• [Goal of the exercise]:
Below are lines of data. Give the number of them that contain the string "name", and nothing else.

• [Records for processing]:

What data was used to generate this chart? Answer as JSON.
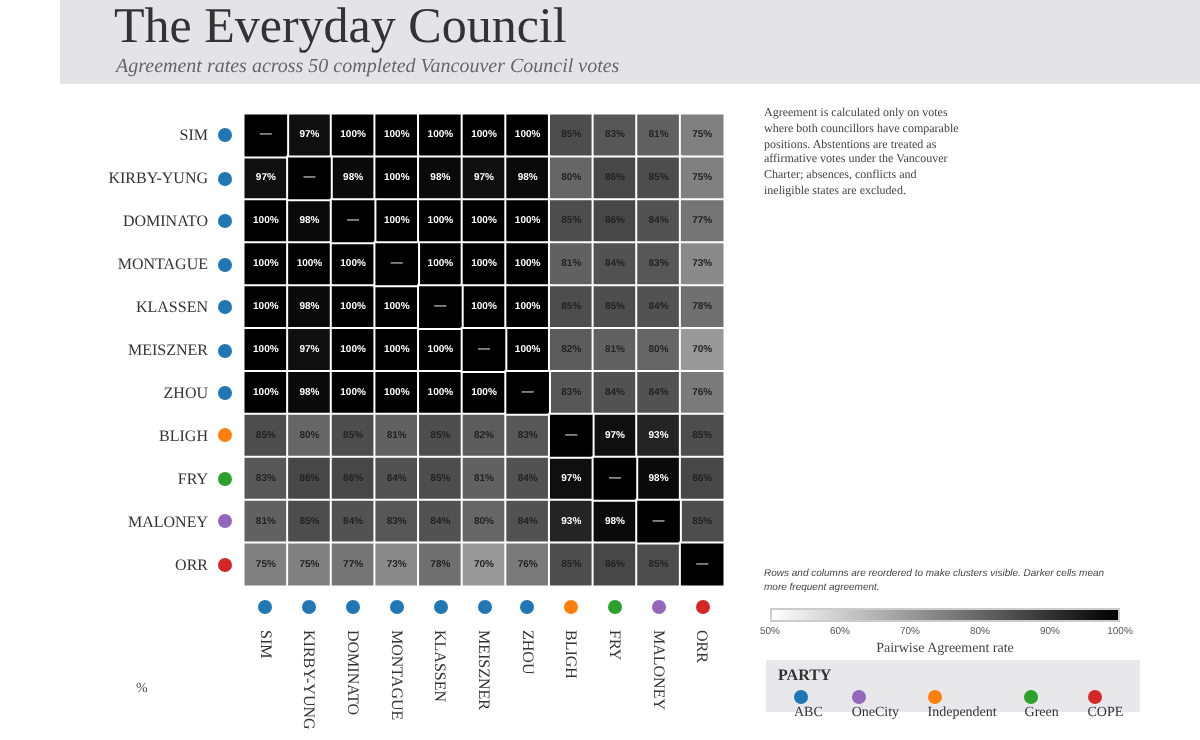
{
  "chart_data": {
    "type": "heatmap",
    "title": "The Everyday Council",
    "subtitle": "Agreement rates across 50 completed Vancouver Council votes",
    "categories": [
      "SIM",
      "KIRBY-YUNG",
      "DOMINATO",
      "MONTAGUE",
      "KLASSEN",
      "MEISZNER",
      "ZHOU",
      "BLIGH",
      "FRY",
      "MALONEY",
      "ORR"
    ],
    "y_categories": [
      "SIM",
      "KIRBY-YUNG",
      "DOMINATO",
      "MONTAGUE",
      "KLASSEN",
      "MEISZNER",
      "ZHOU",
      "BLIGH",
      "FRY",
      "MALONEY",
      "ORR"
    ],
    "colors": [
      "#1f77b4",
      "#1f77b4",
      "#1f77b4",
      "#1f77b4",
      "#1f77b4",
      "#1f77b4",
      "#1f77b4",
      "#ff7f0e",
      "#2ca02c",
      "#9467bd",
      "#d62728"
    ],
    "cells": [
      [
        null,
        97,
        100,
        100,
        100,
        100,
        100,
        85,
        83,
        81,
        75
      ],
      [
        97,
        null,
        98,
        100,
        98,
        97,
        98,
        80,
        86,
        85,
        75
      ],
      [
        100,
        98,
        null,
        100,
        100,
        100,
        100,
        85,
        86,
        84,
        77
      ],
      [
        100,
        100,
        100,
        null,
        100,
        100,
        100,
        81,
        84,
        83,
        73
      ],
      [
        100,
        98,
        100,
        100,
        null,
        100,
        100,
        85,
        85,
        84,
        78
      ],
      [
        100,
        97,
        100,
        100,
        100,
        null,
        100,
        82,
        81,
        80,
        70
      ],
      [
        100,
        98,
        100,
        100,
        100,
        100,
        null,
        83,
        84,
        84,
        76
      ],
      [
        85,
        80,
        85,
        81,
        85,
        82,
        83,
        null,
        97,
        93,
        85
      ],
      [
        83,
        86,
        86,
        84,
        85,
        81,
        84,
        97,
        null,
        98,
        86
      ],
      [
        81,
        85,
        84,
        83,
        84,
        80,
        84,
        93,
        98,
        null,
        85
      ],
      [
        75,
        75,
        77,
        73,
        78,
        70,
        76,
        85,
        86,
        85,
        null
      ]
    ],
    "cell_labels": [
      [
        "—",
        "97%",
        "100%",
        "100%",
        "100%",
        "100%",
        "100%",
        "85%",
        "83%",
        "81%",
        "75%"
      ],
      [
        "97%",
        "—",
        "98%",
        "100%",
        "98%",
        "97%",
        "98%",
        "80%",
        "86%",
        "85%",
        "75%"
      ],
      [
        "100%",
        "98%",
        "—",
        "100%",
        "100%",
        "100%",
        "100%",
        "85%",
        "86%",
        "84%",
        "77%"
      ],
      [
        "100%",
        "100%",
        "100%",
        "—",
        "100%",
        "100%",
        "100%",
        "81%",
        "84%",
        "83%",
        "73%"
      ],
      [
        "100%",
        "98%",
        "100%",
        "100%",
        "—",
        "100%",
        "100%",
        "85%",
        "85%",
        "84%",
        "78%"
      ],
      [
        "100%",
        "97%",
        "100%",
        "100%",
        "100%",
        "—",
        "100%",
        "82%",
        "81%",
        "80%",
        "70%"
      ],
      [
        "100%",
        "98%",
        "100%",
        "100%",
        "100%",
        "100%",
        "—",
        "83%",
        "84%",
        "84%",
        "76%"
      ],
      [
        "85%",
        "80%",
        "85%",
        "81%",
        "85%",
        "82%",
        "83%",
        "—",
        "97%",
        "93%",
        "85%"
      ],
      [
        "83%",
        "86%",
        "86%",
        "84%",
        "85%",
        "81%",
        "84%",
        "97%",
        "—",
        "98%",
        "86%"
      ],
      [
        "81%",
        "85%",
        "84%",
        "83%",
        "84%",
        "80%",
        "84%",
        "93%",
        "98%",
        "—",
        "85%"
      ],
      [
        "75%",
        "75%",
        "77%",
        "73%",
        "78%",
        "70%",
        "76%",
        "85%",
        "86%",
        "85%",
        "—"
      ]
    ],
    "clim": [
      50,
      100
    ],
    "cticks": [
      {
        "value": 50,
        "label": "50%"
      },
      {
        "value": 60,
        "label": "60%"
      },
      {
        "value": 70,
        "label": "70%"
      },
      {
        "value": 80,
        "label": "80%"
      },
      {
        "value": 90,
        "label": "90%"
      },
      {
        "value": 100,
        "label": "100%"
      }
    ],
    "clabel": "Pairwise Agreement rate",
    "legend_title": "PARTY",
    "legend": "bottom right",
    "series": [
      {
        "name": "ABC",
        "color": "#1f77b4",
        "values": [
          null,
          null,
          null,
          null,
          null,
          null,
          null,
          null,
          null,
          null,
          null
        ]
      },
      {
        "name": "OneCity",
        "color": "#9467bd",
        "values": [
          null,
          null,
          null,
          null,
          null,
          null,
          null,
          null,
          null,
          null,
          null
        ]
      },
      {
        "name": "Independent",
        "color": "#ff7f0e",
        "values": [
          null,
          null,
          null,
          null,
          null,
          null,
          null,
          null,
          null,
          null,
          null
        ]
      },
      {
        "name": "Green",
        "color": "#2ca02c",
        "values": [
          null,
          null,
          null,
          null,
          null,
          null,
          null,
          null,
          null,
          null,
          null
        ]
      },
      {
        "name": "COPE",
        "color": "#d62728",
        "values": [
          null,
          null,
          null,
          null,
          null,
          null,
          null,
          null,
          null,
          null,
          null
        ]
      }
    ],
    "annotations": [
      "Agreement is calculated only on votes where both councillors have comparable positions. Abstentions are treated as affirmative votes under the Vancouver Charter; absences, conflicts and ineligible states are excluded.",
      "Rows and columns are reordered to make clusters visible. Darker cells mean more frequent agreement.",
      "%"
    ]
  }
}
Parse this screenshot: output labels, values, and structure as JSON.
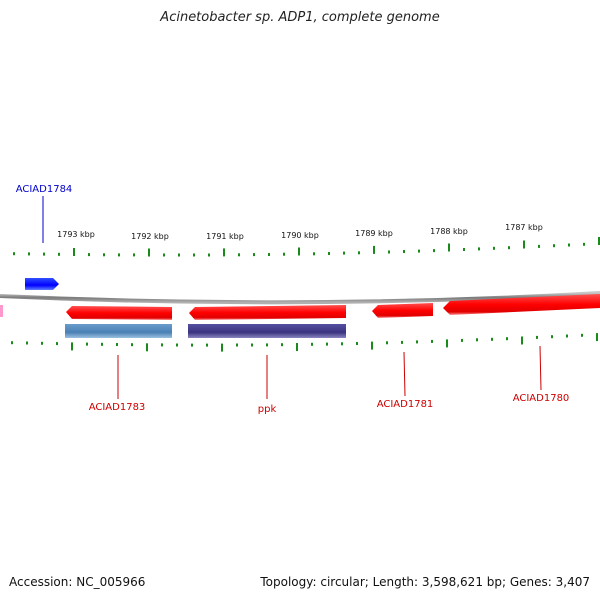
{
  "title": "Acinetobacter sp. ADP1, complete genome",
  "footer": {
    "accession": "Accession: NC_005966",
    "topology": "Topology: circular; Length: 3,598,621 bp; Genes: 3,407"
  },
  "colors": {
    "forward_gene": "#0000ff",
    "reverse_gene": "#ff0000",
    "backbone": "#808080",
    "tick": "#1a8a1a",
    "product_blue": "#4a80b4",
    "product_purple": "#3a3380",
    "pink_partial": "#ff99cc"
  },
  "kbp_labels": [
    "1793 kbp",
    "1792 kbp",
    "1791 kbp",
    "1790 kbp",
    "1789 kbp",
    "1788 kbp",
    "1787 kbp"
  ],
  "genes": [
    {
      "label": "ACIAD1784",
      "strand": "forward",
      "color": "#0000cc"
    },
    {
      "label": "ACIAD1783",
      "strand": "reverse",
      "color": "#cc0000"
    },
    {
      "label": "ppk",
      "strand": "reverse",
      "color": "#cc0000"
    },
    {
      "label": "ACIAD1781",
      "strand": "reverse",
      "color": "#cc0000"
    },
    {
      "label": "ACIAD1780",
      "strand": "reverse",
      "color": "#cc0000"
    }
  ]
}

• [Written answer]:
5